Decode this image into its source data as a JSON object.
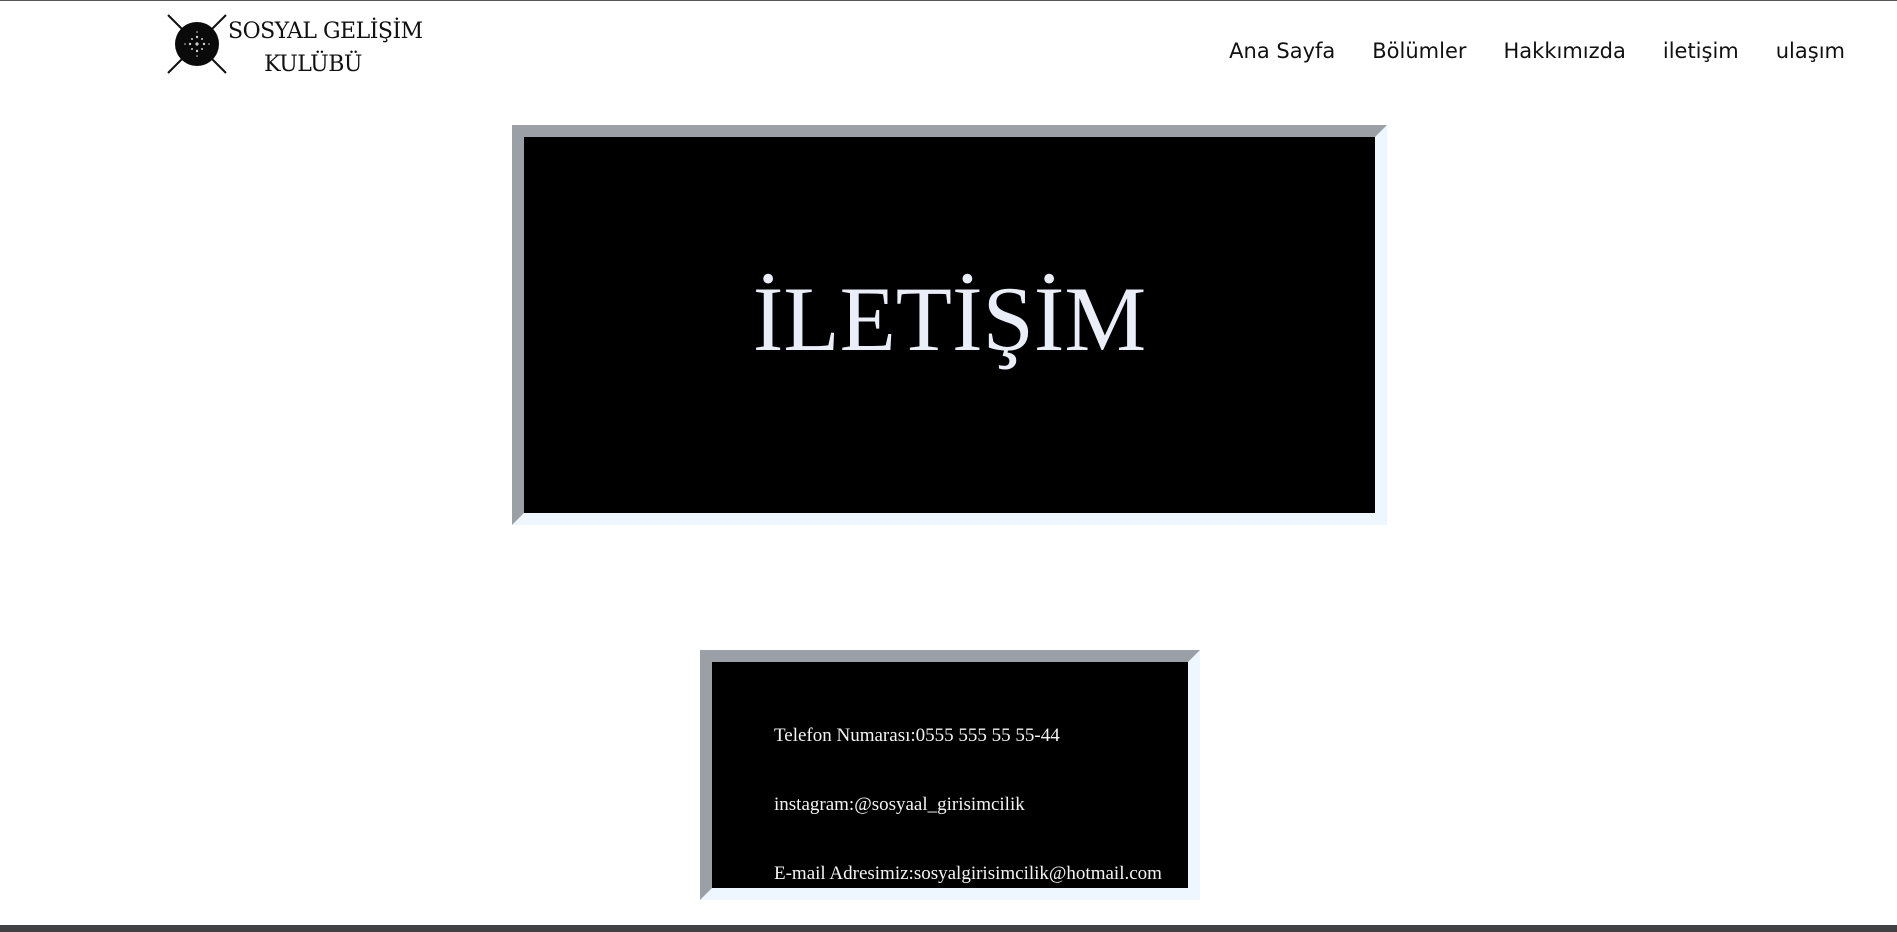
{
  "header": {
    "logo": {
      "line1": "SOSYAL GELİŞİM",
      "line2": "KULÜBÜ"
    },
    "nav": [
      {
        "label": "Ana Sayfa"
      },
      {
        "label": "Bölümler"
      },
      {
        "label": "Hakkımızda"
      },
      {
        "label": "iletişim"
      },
      {
        "label": "ulaşım"
      }
    ]
  },
  "hero": {
    "title": "İLETİŞİM"
  },
  "contact": {
    "phone": "Telefon Numarası:0555 555 55 55-44",
    "instagram": "instagram:@sosyaal_girisimcilik",
    "email": "E-mail Adresimiz:sosyalgirisimcilik@hotmail.com"
  },
  "colors": {
    "panel_background": "#000000",
    "frame_shadow": "#9aa0a6",
    "frame_highlight": "#eef7ff",
    "panel_text": "#e9eef8"
  }
}
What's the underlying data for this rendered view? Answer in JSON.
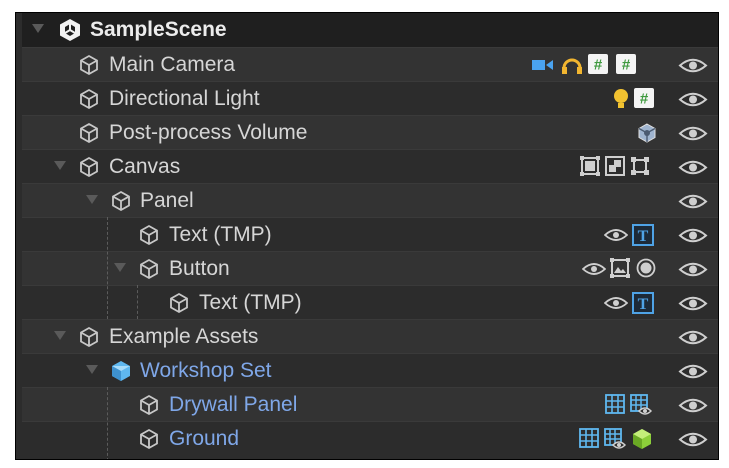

• **EXERCISE**
Could you repeat all of the material exactly? Pictures should not be copied.

• **RESPONSE BELOW**
Decode this image into its source data as a JSON object.
{
  "header": {
    "logo": {
      "line1": "SOSYAL GELİŞİM",
      "line2": "KULÜBÜ"
    },
    "nav": [
      {
        "label": "Ana Sayfa"
      },
      {
        "label": "Bölümler"
      },
      {
        "label": "Hakkımızda"
      },
      {
        "label": "iletişim"
      },
      {
        "label": "ulaşım"
      }
    ]
  },
  "hero": {
    "title": "İLETİŞİM"
  },
  "contact": {
    "phone": "Telefon Numarası:0555 555 55 55-44",
    "instagram": "instagram:@sosyaal_girisimcilik",
    "email": "E-mail Adresimiz:sosyalgirisimcilik@hotmail.com"
  },
  "colors": {
    "panel_background": "#000000",
    "frame_shadow": "#9aa0a6",
    "frame_highlight": "#eef7ff",
    "panel_text": "#e9eef8"
  }
}
What's the underlying data for this rendered view? Answer in JSON.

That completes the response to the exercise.